**OBJECTIVE**.
Repeat each record below exactly, dropping the pictures.

**DATASET RECORDS**.
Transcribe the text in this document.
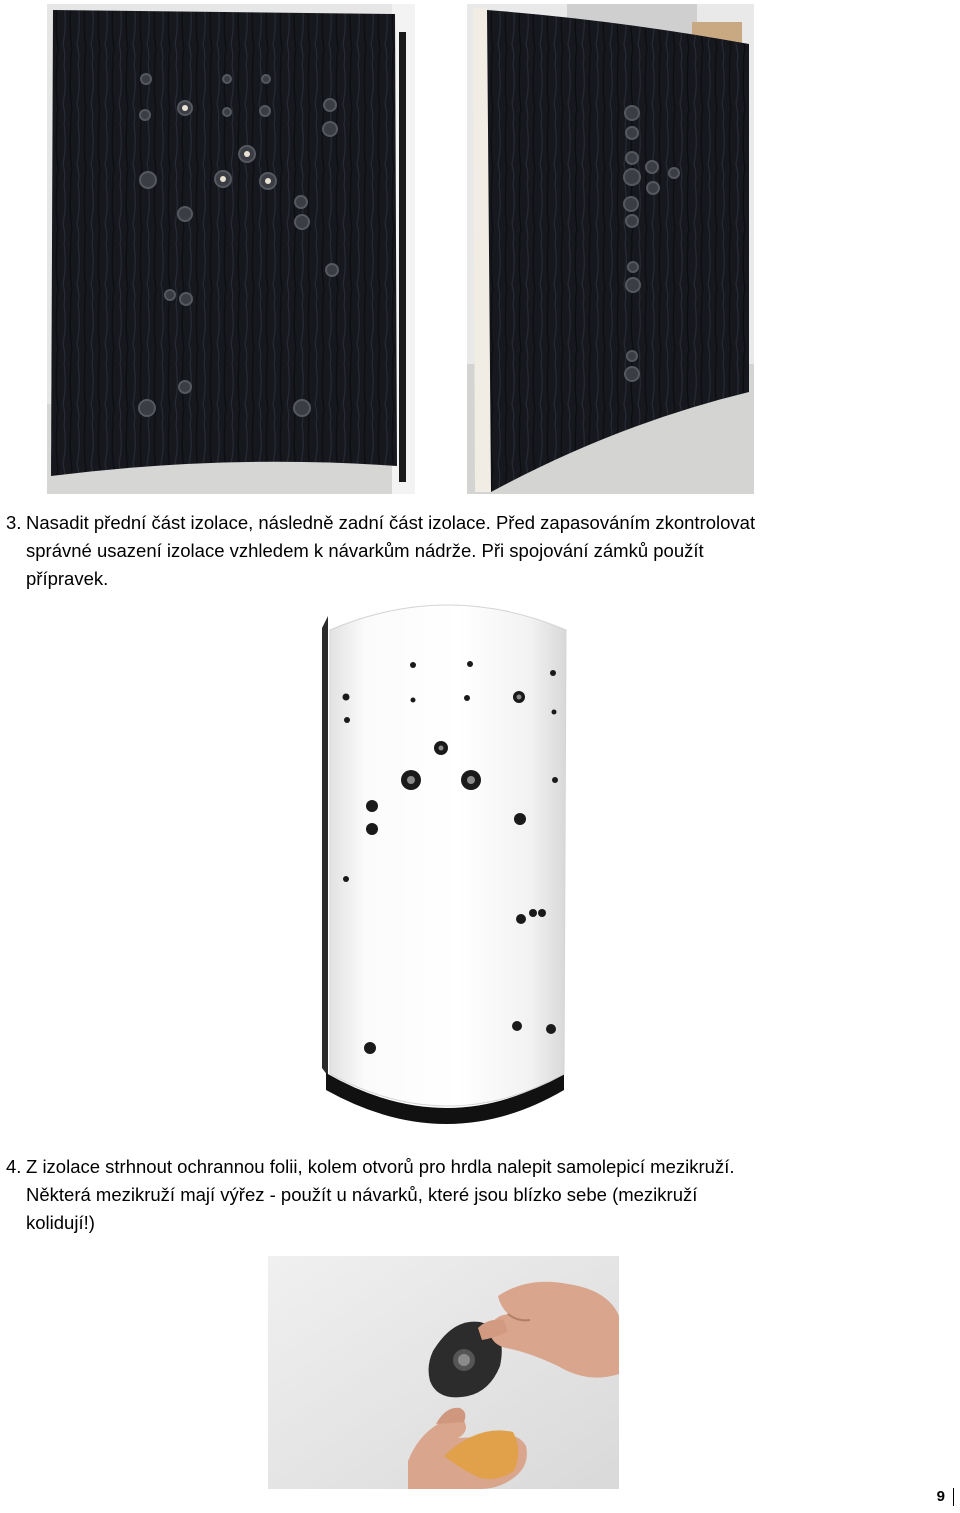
3. Nasadit přední část izolace, následně zadní část izolace. Před zapasováním zkontrolovat
správné usazení izolace vzhledem k návarkům nádrže. Při spojování zámků použít
přípravek.
4. Z izolace strhnout ochrannou folii, kolem otvorů pro hrdla nalepit samolepicí mezikruží.
Některá mezikruží mají výřez - použít u návarků, které jsou blízko sebe (mezikruží
kolidují!)
9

**THE RESULT**.
Transcribe the text in this document.
3. Nasadit přední část izolace, následně zadní část izolace. Před zapasováním zkontrolovat
správné usazení izolace vzhledem k návarkům nádrže. Při spojování zámků použít
přípravek.
4. Z izolace strhnout ochrannou folii, kolem otvorů pro hrdla nalepit samolepicí mezikruží.
Některá mezikruží mají výřez - použít u návarků, které jsou blízko sebe (mezikruží
kolidují!)
9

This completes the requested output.